---- Provided records
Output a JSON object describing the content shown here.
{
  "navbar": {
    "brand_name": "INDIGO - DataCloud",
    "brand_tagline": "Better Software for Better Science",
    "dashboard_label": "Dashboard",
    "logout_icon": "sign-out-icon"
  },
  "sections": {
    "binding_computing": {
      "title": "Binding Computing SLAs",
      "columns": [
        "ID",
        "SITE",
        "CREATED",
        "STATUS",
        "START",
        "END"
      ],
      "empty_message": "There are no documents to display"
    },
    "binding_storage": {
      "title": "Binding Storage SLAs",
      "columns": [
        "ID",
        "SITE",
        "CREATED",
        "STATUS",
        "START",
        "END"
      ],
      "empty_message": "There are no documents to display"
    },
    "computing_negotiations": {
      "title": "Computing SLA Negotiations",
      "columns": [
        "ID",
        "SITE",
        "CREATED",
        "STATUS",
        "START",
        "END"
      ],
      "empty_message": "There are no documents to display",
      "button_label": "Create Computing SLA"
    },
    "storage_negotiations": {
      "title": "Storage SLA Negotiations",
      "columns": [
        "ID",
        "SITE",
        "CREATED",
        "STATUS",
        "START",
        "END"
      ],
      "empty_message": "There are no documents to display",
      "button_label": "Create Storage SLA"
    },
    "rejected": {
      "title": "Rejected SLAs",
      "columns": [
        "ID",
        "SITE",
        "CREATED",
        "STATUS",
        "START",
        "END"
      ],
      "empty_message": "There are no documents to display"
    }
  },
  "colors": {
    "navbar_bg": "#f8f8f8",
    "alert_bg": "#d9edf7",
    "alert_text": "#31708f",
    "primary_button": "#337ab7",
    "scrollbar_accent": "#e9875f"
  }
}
--------
* **Exercise details**: Copy each record from above exactly, and include every line.

* **Problem solution**:
Output a JSON object describing the content shown here.
{
  "navbar": {
    "brand_name": "INDIGO - DataCloud",
    "brand_tagline": "Better Software for Better Science",
    "dashboard_label": "Dashboard",
    "logout_icon": "sign-out-icon"
  },
  "sections": {
    "binding_computing": {
      "title": "Binding Computing SLAs",
      "columns": [
        "ID",
        "SITE",
        "CREATED",
        "STATUS",
        "START",
        "END"
      ],
      "empty_message": "There are no documents to display"
    },
    "binding_storage": {
      "title": "Binding Storage SLAs",
      "columns": [
        "ID",
        "SITE",
        "CREATED",
        "STATUS",
        "START",
        "END"
      ],
      "empty_message": "There are no documents to display"
    },
    "computing_negotiations": {
      "title": "Computing SLA Negotiations",
      "columns": [
        "ID",
        "SITE",
        "CREATED",
        "STATUS",
        "START",
        "END"
      ],
      "empty_message": "There are no documents to display",
      "button_label": "Create Computing SLA"
    },
    "storage_negotiations": {
      "title": "Storage SLA Negotiations",
      "columns": [
        "ID",
        "SITE",
        "CREATED",
        "STATUS",
        "START",
        "END"
      ],
      "empty_message": "There are no documents to display",
      "button_label": "Create Storage SLA"
    },
    "rejected": {
      "title": "Rejected SLAs",
      "columns": [
        "ID",
        "SITE",
        "CREATED",
        "STATUS",
        "START",
        "END"
      ],
      "empty_message": "There are no documents to display"
    }
  },
  "colors": {
    "navbar_bg": "#f8f8f8",
    "alert_bg": "#d9edf7",
    "alert_text": "#31708f",
    "primary_button": "#337ab7",
    "scrollbar_accent": "#e9875f"
  }
}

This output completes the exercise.